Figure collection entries
----------

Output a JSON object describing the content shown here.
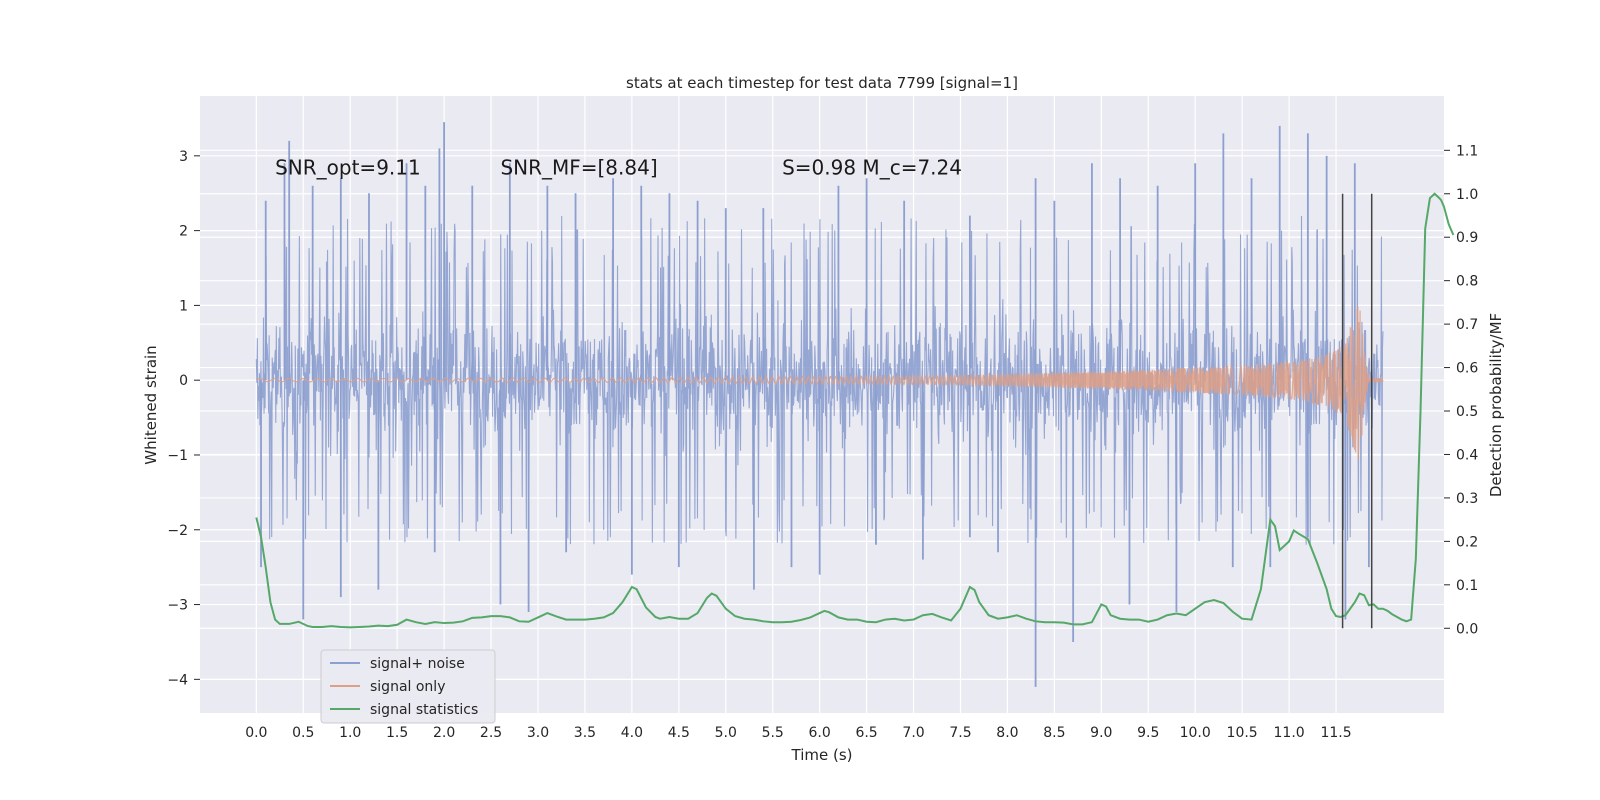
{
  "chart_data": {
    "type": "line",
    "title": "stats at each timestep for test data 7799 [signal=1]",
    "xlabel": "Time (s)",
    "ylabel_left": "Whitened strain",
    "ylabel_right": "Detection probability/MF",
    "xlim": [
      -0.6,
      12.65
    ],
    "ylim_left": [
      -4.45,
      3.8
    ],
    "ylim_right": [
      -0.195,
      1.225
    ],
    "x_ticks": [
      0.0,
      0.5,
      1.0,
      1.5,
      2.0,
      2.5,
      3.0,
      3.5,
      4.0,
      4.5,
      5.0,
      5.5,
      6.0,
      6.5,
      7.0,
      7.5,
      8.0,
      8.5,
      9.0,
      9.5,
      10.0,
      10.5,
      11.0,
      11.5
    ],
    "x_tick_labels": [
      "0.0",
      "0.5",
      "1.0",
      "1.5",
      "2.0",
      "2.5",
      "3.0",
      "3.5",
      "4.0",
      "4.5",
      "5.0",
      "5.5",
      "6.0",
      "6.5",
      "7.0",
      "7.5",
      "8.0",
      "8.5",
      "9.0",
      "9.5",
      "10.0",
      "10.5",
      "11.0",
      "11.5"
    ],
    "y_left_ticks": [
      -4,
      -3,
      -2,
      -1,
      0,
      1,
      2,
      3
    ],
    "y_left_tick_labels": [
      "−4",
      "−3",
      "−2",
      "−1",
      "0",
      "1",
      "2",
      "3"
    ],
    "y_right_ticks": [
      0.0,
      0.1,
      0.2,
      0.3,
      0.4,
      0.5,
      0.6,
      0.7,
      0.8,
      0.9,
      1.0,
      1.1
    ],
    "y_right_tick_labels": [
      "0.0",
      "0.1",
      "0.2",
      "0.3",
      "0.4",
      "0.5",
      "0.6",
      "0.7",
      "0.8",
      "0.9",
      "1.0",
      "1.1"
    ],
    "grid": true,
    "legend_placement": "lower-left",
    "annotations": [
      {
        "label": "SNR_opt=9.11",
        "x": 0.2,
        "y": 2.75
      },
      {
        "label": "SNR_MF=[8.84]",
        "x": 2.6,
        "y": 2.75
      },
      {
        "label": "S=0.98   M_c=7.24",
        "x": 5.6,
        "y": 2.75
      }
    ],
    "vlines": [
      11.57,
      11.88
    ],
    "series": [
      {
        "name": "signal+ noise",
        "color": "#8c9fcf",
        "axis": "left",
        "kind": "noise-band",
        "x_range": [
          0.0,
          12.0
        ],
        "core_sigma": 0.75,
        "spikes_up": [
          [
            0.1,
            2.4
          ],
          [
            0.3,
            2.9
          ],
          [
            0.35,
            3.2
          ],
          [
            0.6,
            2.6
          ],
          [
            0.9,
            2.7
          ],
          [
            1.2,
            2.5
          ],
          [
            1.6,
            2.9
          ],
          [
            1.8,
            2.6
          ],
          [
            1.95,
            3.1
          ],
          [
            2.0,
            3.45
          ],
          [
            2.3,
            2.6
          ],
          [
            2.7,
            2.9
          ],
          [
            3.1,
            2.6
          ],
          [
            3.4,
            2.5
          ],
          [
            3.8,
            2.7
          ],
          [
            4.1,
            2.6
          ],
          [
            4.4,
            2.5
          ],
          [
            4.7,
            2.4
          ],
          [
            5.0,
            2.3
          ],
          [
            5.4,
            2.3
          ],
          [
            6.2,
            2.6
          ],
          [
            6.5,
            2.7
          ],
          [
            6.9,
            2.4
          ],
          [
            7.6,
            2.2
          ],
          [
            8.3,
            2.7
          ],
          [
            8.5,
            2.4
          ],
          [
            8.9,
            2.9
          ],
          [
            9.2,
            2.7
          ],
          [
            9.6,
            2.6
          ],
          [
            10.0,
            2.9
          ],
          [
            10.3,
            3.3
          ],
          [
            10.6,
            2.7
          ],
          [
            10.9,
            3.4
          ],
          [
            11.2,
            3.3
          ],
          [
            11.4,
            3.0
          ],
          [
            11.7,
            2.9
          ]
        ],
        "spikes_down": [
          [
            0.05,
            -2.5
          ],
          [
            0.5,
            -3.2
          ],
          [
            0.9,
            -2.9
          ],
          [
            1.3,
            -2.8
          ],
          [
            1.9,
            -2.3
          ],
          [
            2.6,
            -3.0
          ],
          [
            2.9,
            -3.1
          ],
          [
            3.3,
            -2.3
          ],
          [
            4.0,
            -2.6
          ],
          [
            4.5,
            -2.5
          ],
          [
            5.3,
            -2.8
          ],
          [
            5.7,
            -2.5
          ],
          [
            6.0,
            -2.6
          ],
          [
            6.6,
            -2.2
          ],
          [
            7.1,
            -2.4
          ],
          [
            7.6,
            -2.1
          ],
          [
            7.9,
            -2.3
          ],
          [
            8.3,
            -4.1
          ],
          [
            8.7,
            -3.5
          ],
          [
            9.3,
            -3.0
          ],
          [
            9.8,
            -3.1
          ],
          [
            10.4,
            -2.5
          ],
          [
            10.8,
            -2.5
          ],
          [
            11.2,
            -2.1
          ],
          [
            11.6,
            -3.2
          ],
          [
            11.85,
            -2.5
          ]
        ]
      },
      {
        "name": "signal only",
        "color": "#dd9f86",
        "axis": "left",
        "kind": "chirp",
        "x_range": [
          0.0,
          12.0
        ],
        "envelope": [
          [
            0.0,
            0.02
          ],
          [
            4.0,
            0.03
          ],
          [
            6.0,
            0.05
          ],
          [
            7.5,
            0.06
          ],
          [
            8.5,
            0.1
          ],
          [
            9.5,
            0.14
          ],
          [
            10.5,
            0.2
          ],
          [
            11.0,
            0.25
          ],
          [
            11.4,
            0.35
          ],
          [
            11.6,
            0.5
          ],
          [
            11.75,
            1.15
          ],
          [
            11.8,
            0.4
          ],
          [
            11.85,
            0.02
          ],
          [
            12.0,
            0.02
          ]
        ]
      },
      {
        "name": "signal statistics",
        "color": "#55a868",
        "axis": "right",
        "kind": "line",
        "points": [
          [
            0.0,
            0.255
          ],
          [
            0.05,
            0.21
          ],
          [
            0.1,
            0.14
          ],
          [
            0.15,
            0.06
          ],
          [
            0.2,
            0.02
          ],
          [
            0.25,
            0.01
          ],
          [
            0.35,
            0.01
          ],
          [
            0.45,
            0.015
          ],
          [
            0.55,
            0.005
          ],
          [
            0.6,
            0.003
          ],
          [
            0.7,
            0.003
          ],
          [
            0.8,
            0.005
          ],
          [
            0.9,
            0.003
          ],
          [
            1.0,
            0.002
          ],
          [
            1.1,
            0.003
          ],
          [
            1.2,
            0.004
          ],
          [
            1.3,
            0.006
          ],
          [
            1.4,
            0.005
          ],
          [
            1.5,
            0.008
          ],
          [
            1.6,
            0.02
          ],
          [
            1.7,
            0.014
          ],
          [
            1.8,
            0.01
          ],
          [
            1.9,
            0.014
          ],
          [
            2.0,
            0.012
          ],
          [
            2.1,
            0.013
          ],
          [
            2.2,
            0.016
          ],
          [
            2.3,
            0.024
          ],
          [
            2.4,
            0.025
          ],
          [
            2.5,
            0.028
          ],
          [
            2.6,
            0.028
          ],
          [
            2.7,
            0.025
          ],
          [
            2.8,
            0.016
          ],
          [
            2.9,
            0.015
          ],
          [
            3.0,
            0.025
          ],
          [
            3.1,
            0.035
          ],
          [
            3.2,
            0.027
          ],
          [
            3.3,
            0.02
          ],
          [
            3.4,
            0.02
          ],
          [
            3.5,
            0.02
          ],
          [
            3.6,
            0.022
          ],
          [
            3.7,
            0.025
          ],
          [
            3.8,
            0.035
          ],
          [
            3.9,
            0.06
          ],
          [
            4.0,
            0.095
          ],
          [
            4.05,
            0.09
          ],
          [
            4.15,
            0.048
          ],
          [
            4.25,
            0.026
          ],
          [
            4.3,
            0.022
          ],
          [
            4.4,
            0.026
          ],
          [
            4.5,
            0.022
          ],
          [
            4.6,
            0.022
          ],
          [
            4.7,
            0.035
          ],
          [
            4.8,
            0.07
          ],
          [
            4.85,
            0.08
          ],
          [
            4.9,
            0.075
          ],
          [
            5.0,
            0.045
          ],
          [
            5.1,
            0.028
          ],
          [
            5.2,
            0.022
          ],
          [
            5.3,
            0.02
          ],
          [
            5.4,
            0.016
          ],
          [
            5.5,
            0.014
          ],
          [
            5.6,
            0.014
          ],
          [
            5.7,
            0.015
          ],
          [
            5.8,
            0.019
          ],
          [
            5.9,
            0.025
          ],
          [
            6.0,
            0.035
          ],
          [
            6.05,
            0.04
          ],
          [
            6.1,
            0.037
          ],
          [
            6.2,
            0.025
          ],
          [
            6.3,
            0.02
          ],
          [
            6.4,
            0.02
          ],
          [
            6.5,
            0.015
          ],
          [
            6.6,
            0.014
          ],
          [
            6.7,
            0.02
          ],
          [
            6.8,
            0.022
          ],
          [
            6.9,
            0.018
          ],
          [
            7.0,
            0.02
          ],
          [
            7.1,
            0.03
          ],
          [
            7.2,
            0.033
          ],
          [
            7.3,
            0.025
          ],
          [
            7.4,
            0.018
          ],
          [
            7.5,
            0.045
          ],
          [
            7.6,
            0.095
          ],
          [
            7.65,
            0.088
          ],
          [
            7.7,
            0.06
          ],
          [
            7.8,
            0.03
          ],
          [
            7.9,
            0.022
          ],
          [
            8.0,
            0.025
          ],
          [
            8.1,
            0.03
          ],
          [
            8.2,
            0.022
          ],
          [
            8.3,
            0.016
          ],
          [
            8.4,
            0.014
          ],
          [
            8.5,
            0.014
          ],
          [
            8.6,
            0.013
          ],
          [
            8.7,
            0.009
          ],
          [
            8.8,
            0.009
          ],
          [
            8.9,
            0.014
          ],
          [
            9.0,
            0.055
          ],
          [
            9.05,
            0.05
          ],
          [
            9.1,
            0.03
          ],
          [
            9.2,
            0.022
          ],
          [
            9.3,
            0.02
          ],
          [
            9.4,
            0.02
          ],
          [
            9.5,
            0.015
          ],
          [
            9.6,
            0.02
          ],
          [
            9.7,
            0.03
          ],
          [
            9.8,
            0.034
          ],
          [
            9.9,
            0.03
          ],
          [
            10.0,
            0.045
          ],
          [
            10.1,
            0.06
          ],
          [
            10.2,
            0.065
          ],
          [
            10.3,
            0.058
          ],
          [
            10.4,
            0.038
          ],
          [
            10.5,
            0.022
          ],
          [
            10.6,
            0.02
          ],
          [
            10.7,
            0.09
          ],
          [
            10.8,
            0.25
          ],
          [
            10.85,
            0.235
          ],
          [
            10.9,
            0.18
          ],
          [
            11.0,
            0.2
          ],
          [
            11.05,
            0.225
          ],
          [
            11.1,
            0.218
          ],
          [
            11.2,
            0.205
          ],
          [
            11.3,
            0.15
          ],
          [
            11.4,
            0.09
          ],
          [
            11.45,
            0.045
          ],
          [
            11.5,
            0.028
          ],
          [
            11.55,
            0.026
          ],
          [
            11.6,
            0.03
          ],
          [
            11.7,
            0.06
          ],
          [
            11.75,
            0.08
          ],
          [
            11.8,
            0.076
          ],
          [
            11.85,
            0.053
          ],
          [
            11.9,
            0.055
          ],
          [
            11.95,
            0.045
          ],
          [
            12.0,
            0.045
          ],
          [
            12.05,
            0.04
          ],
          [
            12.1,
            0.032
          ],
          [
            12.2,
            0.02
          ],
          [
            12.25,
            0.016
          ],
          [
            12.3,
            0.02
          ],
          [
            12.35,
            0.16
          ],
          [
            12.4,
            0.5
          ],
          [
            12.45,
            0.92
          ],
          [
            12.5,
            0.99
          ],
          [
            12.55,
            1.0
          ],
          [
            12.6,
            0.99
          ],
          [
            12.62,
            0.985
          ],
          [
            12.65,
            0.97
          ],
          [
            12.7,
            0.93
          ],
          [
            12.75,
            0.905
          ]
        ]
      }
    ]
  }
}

----------

DO THIS: A line counts if it holds the word "kind". How many lines of the entries count? Give the number only.

RESULT FOR THIS TASK: 3